+++ Dataset records +++

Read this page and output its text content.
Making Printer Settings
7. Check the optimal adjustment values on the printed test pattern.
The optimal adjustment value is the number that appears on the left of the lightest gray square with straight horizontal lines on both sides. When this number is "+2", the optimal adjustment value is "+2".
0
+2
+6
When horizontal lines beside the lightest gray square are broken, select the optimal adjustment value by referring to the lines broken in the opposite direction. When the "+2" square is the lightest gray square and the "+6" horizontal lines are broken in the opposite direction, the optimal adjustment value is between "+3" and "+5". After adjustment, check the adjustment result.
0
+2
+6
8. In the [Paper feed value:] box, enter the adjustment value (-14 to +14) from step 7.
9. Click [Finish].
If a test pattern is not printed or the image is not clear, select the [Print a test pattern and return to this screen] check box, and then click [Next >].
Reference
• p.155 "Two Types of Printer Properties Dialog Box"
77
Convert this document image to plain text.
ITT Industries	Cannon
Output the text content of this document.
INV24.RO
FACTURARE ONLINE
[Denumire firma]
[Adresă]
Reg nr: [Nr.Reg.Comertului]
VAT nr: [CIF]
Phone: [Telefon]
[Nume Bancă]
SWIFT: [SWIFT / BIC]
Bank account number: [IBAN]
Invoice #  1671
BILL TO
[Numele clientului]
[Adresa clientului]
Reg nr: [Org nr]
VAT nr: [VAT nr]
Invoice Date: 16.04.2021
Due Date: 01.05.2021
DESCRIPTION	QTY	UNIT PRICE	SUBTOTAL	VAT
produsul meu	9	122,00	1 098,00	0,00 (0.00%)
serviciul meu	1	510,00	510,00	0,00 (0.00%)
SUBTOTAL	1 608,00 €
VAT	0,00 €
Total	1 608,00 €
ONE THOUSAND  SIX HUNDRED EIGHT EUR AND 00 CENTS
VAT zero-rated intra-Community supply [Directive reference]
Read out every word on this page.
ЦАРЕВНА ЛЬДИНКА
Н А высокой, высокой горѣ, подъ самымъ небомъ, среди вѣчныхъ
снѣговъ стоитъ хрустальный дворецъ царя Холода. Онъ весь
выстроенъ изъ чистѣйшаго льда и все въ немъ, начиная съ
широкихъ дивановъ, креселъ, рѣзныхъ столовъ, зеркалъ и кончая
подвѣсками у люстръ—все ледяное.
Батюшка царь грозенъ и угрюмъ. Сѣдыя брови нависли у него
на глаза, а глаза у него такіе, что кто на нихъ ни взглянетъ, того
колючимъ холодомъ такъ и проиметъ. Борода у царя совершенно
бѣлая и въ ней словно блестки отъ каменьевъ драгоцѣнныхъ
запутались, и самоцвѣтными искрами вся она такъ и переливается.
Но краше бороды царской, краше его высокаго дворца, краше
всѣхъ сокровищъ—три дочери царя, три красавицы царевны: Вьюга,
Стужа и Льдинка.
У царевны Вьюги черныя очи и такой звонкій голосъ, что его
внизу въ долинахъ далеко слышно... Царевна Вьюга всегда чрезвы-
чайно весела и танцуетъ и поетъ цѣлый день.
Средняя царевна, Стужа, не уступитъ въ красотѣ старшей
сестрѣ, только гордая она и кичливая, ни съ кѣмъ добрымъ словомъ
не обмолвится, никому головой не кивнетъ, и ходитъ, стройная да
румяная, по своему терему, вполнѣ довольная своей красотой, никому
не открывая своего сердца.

+++

## [Directions]
Return each line in the records that holds the string "number".

## [Answer in full]
The optimal adjustment value is the number that appears on the left of the lightest gray square with straight horizontal lines on both sides. When this number is "+2", the optimal adjustment value is "+2".
Bank account number: [IBAN]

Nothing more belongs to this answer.